───── Document segment ─────

Going back to the issue, I was wondering if any teams could answer my third question from my post above: how is it possible to have the image processing happen on the laptop instead of the cRIO? We’re replacing our Classmate this year so the performance gain could be significant. I read in the PDF that making this switch requires no change in code (or something along those lines). What does it require then?

I don’t mean to attack in any sense, I think you should’ve offered this kind of explanation in the first place. I’ve seen you post the exact content on another thread too.

Completely agreed with this, reading papers is a skill that requires lots of practice. Another great thing to do is to read the WPILib code.

The code will be the same because the components you use in LabVIEW are abstracted for each library (IMAQ for the cRio/laptop and OpenCV for the laptop). For instance if you use some sort of rectangle detector block, LabVIEW will know whether to use IMAQ or OpenCV based on the target platform - your code remains the same.

If you’re using your Classmate as the DS and want to do the processing on there, I assume you’d use the dashboard data (there should be examples in LabVIEW, there are in C++).

I’m still wondering how to do it between the cRio and a laptop on the robot.

EDIT:

To take advantage of this and distribute the processing, you need to send the image from the robot to the dashboard laptop, process it, and then send the results back to the robot. Transmitting data and images also takes time, so the best location to process images depends on all of these factors. You may want to take measurements or experiment to determine the best approach for your team.

This is the quote from NI’s document, so yes you’ll have to use the dashboard data example.

I was once good at head-math, but I guess things change. The formula is correct, you take half of the blue rectangle. The example values are wrong, half of 11.4 is 5.7, not 6.7.

───── Source excerpt ─────

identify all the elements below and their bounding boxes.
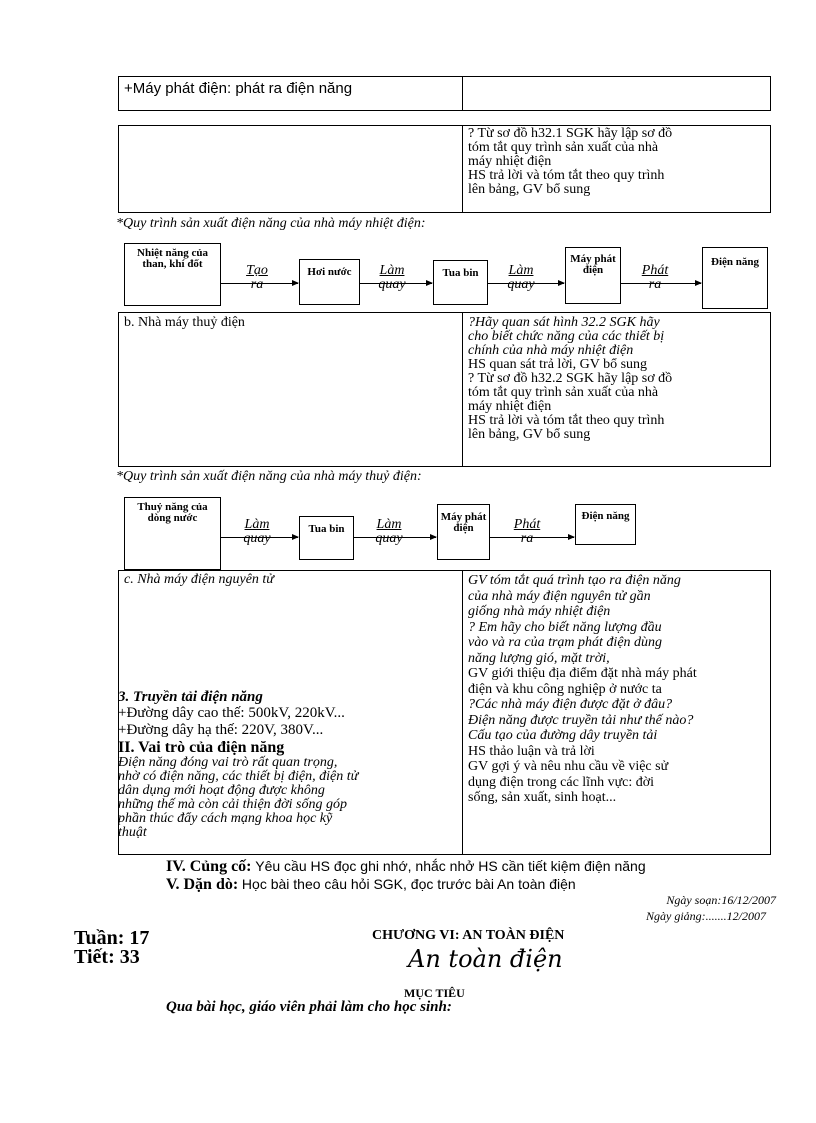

─────

Exercise task → From the forum thread about moving image processing off the cRIO, copy out the passage starting at "I was once good" and ending at "5.7, not 6.7.", word for word.

Solution to this task →
I was once good at head-math, but I guess things change. The formula is correct, you take half of the blue rectangle. The example values are wrong, half of 11.4 is 5.7, not 6.7.